[MATERIAL FOR THIS TASK start]

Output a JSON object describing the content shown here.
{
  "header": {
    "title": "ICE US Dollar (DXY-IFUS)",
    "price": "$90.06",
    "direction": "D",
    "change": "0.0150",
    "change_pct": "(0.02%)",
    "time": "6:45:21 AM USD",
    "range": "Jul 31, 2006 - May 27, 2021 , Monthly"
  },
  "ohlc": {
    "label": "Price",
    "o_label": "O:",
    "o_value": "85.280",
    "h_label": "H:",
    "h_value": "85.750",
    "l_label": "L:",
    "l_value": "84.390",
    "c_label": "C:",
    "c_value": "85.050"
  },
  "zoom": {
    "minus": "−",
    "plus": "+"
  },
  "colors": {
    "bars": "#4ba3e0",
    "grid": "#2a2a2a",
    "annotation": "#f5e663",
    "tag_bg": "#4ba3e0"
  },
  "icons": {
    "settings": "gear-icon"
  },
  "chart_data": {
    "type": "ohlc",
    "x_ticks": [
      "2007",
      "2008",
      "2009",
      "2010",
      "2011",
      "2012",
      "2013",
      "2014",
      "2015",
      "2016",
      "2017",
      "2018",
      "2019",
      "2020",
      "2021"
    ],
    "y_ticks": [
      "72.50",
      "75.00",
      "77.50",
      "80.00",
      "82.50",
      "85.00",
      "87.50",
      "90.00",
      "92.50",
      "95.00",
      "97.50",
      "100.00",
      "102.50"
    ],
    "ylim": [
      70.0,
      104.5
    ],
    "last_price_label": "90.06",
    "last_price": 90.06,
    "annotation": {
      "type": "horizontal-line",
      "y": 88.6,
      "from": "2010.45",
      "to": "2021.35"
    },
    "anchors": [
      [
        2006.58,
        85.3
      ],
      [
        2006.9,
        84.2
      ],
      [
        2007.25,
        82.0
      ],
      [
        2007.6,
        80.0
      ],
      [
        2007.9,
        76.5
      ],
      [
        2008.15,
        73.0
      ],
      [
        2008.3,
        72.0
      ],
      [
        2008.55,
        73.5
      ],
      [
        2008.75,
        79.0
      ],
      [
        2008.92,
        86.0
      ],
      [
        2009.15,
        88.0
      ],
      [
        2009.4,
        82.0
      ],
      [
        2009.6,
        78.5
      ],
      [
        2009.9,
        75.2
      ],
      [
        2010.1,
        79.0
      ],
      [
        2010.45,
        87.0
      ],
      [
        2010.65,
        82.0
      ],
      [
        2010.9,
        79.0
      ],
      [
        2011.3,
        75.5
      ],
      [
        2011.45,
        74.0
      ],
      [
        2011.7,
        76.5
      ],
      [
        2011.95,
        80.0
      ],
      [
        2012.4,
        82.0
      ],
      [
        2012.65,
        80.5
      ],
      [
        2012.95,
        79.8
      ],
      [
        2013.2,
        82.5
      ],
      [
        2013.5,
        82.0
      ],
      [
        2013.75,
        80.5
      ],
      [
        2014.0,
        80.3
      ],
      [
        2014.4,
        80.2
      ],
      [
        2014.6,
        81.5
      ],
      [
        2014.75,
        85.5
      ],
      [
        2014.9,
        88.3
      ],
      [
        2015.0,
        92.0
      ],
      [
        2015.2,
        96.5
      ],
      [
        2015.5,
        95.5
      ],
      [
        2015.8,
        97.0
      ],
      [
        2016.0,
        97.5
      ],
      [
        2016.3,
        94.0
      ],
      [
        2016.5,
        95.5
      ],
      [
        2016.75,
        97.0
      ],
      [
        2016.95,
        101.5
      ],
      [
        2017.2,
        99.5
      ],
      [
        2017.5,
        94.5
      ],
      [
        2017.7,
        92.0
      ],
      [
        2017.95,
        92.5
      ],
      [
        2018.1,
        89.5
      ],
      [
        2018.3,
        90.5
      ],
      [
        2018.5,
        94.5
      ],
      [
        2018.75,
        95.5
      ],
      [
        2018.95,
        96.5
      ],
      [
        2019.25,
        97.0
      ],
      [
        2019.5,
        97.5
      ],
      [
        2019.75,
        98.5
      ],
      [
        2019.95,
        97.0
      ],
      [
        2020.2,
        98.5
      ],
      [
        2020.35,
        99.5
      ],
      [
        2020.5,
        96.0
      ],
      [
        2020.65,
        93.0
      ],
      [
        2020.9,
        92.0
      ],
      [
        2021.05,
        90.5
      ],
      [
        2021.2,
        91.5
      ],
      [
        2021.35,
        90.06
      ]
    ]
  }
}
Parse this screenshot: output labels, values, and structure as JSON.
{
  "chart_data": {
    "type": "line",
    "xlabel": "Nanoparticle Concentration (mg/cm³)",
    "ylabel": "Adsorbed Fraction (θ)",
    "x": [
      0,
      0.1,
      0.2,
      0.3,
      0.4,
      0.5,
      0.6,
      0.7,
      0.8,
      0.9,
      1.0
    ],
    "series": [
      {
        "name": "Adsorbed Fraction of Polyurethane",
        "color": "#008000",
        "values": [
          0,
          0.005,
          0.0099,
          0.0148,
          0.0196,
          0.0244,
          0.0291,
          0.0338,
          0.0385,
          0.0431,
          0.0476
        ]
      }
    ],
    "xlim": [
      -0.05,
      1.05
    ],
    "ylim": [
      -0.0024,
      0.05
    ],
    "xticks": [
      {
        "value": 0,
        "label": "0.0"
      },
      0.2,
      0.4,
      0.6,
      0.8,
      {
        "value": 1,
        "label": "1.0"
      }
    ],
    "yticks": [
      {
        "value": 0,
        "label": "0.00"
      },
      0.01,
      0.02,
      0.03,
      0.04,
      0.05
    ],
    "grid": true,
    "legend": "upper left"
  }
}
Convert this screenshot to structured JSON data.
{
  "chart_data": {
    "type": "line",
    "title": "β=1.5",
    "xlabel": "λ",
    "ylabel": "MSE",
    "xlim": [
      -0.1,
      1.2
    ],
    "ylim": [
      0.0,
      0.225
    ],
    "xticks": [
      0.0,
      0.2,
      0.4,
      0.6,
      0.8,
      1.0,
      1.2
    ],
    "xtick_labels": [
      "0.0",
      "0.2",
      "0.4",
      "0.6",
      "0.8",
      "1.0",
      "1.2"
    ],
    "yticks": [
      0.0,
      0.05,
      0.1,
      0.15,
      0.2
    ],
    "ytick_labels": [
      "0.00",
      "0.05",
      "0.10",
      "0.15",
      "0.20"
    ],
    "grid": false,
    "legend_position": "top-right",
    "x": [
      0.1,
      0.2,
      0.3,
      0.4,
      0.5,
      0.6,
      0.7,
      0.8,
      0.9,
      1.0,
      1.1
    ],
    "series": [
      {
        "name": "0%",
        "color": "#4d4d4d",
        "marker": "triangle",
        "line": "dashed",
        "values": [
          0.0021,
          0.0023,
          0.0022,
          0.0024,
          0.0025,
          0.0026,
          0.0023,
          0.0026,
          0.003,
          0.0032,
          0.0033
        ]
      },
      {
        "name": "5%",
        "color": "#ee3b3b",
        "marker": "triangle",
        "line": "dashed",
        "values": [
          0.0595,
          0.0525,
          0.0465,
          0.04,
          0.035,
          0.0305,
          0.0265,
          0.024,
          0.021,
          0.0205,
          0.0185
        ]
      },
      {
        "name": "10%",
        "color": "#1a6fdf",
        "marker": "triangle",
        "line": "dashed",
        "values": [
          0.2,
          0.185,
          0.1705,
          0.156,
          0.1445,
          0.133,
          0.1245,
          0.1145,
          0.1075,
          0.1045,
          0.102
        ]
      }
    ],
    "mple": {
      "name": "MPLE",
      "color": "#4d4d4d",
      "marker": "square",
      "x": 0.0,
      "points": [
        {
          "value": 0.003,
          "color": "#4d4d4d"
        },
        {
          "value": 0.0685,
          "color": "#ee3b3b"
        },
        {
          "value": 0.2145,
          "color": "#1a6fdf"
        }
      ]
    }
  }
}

[MATERIAL FOR THIS TASK end]

GIVEN TASK: Transcribe the entire listing above precisely.

WORKED SOLUTION:
Output a JSON object describing the content shown here.
{
  "header": {
    "title": "ICE US Dollar (DXY-IFUS)",
    "price": "$90.06",
    "direction": "D",
    "change": "0.0150",
    "change_pct": "(0.02%)",
    "time": "6:45:21 AM USD",
    "range": "Jul 31, 2006 - May 27, 2021 , Monthly"
  },
  "ohlc": {
    "label": "Price",
    "o_label": "O:",
    "o_value": "85.280",
    "h_label": "H:",
    "h_value": "85.750",
    "l_label": "L:",
    "l_value": "84.390",
    "c_label": "C:",
    "c_value": "85.050"
  },
  "zoom": {
    "minus": "−",
    "plus": "+"
  },
  "colors": {
    "bars": "#4ba3e0",
    "grid": "#2a2a2a",
    "annotation": "#f5e663",
    "tag_bg": "#4ba3e0"
  },
  "icons": {
    "settings": "gear-icon"
  },
  "chart_data": {
    "type": "ohlc",
    "x_ticks": [
      "2007",
      "2008",
      "2009",
      "2010",
      "2011",
      "2012",
      "2013",
      "2014",
      "2015",
      "2016",
      "2017",
      "2018",
      "2019",
      "2020",
      "2021"
    ],
    "y_ticks": [
      "72.50",
      "75.00",
      "77.50",
      "80.00",
      "82.50",
      "85.00",
      "87.50",
      "90.00",
      "92.50",
      "95.00",
      "97.50",
      "100.00",
      "102.50"
    ],
    "ylim": [
      70.0,
      104.5
    ],
    "last_price_label": "90.06",
    "last_price": 90.06,
    "annotation": {
      "type": "horizontal-line",
      "y": 88.6,
      "from": "2010.45",
      "to": "2021.35"
    },
    "anchors": [
      [
        2006.58,
        85.3
      ],
      [
        2006.9,
        84.2
      ],
      [
        2007.25,
        82.0
      ],
      [
        2007.6,
        80.0
      ],
      [
        2007.9,
        76.5
      ],
      [
        2008.15,
        73.0
      ],
      [
        2008.3,
        72.0
      ],
      [
        2008.55,
        73.5
      ],
      [
        2008.75,
        79.0
      ],
      [
        2008.92,
        86.0
      ],
      [
        2009.15,
        88.0
      ],
      [
        2009.4,
        82.0
      ],
      [
        2009.6,
        78.5
      ],
      [
        2009.9,
        75.2
      ],
      [
        2010.1,
        79.0
      ],
      [
        2010.45,
        87.0
      ],
      [
        2010.65,
        82.0
      ],
      [
        2010.9,
        79.0
      ],
      [
        2011.3,
        75.5
      ],
      [
        2011.45,
        74.0
      ],
      [
        2011.7,
        76.5
      ],
      [
        2011.95,
        80.0
      ],
      [
        2012.4,
        82.0
      ],
      [
        2012.65,
        80.5
      ],
      [
        2012.95,
        79.8
      ],
      [
        2013.2,
        82.5
      ],
      [
        2013.5,
        82.0
      ],
      [
        2013.75,
        80.5
      ],
      [
        2014.0,
        80.3
      ],
      [
        2014.4,
        80.2
      ],
      [
        2014.6,
        81.5
      ],
      [
        2014.75,
        85.5
      ],
      [
        2014.9,
        88.3
      ],
      [
        2015.0,
        92.0
      ],
      [
        2015.2,
        96.5
      ],
      [
        2015.5,
        95.5
      ],
      [
        2015.8,
        97.0
      ],
      [
        2016.0,
        97.5
      ],
      [
        2016.3,
        94.0
      ],
      [
        2016.5,
        95.5
      ],
      [
        2016.75,
        97.0
      ],
      [
        2016.95,
        101.5
      ],
      [
        2017.2,
        99.5
      ],
      [
        2017.5,
        94.5
      ],
      [
        2017.7,
        92.0
      ],
      [
        2017.95,
        92.5
      ],
      [
        2018.1,
        89.5
      ],
      [
        2018.3,
        90.5
      ],
      [
        2018.5,
        94.5
      ],
      [
        2018.75,
        95.5
      ],
      [
        2018.95,
        96.5
      ],
      [
        2019.25,
        97.0
      ],
      [
        2019.5,
        97.5
      ],
      [
        2019.75,
        98.5
      ],
      [
        2019.95,
        97.0
      ],
      [
        2020.2,
        98.5
      ],
      [
        2020.35,
        99.5
      ],
      [
        2020.5,
        96.0
      ],
      [
        2020.65,
        93.0
      ],
      [
        2020.9,
        92.0
      ],
      [
        2021.05,
        90.5
      ],
      [
        2021.2,
        91.5
      ],
      [
        2021.35,
        90.06
      ]
    ]
  }
}
Parse this screenshot: output labels, values, and structure as JSON.
{
  "chart_data": {
    "type": "line",
    "xlabel": "Nanoparticle Concentration (mg/cm³)",
    "ylabel": "Adsorbed Fraction (θ)",
    "x": [
      0,
      0.1,
      0.2,
      0.3,
      0.4,
      0.5,
      0.6,
      0.7,
      0.8,
      0.9,
      1.0
    ],
    "series": [
      {
        "name": "Adsorbed Fraction of Polyurethane",
        "color": "#008000",
        "values": [
          0,
          0.005,
          0.0099,
          0.0148,
          0.0196,
          0.0244,
          0.0291,
          0.0338,
          0.0385,
          0.0431,
          0.0476
        ]
      }
    ],
    "xlim": [
      -0.05,
      1.05
    ],
    "ylim": [
      -0.0024,
      0.05
    ],
    "xticks": [
      {
        "value": 0,
        "label": "0.0"
      },
      0.2,
      0.4,
      0.6,
      0.8,
      {
        "value": 1,
        "label": "1.0"
      }
    ],
    "yticks": [
      {
        "value": 0,
        "label": "0.00"
      },
      0.01,
      0.02,
      0.03,
      0.04,
      0.05
    ],
    "grid": true,
    "legend": "upper left"
  }
}
Convert this screenshot to structured JSON data.
{
  "chart_data": {
    "type": "line",
    "title": "β=1.5",
    "xlabel": "λ",
    "ylabel": "MSE",
    "xlim": [
      -0.1,
      1.2
    ],
    "ylim": [
      0.0,
      0.225
    ],
    "xticks": [
      0.0,
      0.2,
      0.4,
      0.6,
      0.8,
      1.0,
      1.2
    ],
    "xtick_labels": [
      "0.0",
      "0.2",
      "0.4",
      "0.6",
      "0.8",
      "1.0",
      "1.2"
    ],
    "yticks": [
      0.0,
      0.05,
      0.1,
      0.15,
      0.2
    ],
    "ytick_labels": [
      "0.00",
      "0.05",
      "0.10",
      "0.15",
      "0.20"
    ],
    "grid": false,
    "legend_position": "top-right",
    "x": [
      0.1,
      0.2,
      0.3,
      0.4,
      0.5,
      0.6,
      0.7,
      0.8,
      0.9,
      1.0,
      1.1
    ],
    "series": [
      {
        "name": "0%",
        "color": "#4d4d4d",
        "marker": "triangle",
        "line": "dashed",
        "values": [
          0.0021,
          0.0023,
          0.0022,
          0.0024,
          0.0025,
          0.0026,
          0.0023,
          0.0026,
          0.003,
          0.0032,
          0.0033
        ]
      },
      {
        "name": "5%",
        "color": "#ee3b3b",
        "marker": "triangle",
        "line": "dashed",
        "values": [
          0.0595,
          0.0525,
          0.0465,
          0.04,
          0.035,
          0.0305,
          0.0265,
          0.024,
          0.021,
          0.0205,
          0.0185
        ]
      },
      {
        "name": "10%",
        "color": "#1a6fdf",
        "marker": "triangle",
        "line": "dashed",
        "values": [
          0.2,
          0.185,
          0.1705,
          0.156,
          0.1445,
          0.133,
          0.1245,
          0.1145,
          0.1075,
          0.1045,
          0.102
        ]
      }
    ],
    "mple": {
      "name": "MPLE",
      "color": "#4d4d4d",
      "marker": "square",
      "x": 0.0,
      "points": [
        {
          "value": 0.003,
          "color": "#4d4d4d"
        },
        {
          "value": 0.0685,
          "color": "#ee3b3b"
        },
        {
          "value": 0.2145,
          "color": "#1a6fdf"
        }
      ]
    }
  }
}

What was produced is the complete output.